[START OF Records to use]

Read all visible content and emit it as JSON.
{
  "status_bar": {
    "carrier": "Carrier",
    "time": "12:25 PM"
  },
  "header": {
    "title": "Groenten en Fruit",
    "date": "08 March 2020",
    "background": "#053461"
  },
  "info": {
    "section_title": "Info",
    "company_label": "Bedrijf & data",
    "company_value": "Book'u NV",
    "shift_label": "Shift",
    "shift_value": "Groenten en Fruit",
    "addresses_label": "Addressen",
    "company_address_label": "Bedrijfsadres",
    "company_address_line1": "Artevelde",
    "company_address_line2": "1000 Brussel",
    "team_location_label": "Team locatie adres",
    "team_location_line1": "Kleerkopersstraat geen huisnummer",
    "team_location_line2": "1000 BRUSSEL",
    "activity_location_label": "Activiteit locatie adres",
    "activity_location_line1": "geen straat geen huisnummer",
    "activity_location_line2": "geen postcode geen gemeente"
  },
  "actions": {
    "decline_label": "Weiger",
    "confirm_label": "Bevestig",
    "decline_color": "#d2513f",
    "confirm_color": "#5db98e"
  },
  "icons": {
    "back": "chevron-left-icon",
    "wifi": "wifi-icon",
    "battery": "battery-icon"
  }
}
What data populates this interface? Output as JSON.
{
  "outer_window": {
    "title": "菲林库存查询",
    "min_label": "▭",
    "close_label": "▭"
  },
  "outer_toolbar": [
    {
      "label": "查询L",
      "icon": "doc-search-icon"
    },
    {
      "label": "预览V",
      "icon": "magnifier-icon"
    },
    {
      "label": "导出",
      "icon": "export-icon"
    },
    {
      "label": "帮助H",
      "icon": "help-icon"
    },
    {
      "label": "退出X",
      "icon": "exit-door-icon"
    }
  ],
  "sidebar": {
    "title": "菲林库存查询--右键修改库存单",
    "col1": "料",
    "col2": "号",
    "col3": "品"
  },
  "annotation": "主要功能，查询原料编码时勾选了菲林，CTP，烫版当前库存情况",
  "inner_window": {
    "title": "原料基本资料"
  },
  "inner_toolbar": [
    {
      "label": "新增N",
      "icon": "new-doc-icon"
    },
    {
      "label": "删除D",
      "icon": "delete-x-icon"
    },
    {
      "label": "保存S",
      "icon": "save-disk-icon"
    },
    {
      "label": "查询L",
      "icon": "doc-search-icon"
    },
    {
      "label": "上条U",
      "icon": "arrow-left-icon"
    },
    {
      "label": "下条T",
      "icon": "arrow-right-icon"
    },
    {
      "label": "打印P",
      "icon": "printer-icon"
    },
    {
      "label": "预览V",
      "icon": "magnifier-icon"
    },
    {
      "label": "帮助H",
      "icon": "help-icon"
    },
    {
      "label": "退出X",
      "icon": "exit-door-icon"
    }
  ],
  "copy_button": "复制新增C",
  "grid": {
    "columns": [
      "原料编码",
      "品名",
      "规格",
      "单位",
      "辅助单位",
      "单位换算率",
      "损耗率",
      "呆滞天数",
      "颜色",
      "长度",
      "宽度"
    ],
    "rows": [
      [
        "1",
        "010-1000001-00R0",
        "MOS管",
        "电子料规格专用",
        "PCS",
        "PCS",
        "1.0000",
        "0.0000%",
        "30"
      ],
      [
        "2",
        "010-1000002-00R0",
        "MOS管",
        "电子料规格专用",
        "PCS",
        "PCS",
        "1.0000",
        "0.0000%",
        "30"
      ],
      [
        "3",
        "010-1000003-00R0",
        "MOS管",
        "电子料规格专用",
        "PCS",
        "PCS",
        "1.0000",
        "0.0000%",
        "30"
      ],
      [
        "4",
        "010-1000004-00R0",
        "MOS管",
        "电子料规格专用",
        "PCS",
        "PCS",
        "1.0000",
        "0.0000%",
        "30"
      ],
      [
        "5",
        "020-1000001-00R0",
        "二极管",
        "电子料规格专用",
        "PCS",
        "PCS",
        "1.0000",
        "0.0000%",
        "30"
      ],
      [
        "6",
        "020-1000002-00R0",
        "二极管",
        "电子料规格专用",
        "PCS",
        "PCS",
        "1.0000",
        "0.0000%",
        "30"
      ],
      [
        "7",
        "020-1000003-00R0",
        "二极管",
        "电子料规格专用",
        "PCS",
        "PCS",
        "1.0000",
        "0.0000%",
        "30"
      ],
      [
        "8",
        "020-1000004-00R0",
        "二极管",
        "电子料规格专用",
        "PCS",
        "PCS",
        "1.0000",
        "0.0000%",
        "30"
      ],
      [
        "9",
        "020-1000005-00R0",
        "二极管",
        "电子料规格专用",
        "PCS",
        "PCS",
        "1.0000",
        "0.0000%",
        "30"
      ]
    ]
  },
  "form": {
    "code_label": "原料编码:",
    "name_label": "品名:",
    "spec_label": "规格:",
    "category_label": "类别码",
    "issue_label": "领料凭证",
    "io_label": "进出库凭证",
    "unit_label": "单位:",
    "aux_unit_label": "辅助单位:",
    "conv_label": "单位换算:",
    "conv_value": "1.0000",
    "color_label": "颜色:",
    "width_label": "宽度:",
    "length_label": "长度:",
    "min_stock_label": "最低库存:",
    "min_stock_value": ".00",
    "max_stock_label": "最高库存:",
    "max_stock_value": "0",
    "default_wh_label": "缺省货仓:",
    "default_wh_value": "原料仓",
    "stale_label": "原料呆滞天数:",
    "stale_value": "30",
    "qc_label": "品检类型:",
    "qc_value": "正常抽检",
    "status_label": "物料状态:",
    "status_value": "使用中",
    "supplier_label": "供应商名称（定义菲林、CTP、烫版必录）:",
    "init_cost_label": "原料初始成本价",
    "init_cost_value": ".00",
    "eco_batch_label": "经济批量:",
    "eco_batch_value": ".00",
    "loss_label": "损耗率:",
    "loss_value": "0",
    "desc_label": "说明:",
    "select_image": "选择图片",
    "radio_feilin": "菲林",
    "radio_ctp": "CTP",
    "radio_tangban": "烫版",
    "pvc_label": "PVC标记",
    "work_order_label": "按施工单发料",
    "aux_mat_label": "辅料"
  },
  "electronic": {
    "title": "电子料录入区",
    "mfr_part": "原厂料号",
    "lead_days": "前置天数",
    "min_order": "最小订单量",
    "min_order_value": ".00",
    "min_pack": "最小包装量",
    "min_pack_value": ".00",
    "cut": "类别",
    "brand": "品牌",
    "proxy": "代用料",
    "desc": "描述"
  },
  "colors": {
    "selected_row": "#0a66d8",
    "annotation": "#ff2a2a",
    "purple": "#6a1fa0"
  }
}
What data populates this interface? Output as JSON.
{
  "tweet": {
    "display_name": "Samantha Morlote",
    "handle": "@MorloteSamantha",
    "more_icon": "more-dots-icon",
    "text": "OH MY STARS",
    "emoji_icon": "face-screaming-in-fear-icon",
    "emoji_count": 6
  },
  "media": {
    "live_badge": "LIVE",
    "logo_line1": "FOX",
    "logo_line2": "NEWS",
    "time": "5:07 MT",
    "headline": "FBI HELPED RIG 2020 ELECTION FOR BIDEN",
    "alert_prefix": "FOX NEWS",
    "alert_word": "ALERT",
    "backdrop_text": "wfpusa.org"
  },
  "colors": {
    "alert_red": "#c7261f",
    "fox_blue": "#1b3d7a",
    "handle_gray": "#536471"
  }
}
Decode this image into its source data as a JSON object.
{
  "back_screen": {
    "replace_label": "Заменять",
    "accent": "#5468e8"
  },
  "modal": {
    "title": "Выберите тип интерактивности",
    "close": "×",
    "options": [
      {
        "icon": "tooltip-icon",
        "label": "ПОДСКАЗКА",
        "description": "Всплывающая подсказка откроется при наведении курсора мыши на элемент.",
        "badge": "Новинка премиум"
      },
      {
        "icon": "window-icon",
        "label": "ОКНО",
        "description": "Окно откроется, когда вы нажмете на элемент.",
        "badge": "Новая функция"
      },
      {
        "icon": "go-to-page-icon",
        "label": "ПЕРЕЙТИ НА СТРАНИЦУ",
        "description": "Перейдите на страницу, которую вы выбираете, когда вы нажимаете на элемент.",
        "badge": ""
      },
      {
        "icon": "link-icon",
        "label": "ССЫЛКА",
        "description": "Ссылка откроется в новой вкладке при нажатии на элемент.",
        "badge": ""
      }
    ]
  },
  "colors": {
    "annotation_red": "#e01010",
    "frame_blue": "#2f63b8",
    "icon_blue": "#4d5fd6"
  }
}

[END OF Records to use]

**What the task requires**.
Set down only these lines, exactly: the line containing "Decode this image" and each line after it, through the end of the listing.

**Task output**.
Decode this image into its source data as a JSON object.
{
  "back_screen": {
    "replace_label": "Заменять",
    "accent": "#5468e8"
  },
  "modal": {
    "title": "Выберите тип интерактивности",
    "close": "×",
    "options": [
      {
        "icon": "tooltip-icon",
        "label": "ПОДСКАЗКА",
        "description": "Всплывающая подсказка откроется при наведении курсора мыши на элемент.",
        "badge": "Новинка премиум"
      },
      {
        "icon": "window-icon",
        "label": "ОКНО",
        "description": "Окно откроется, когда вы нажмете на элемент.",
        "badge": "Новая функция"
      },
      {
        "icon": "go-to-page-icon",
        "label": "ПЕРЕЙТИ НА СТРАНИЦУ",
        "description": "Перейдите на страницу, которую вы выбираете, когда вы нажимаете на элемент.",
        "badge": ""
      },
      {
        "icon": "link-icon",
        "label": "ССЫЛКА",
        "description": "Ссылка откроется в новой вкладке при нажатии на элемент.",
        "badge": ""
      }
    ]
  },
  "colors": {
    "annotation_red": "#e01010",
    "frame_blue": "#2f63b8",
    "icon_blue": "#4d5fd6"
  }
}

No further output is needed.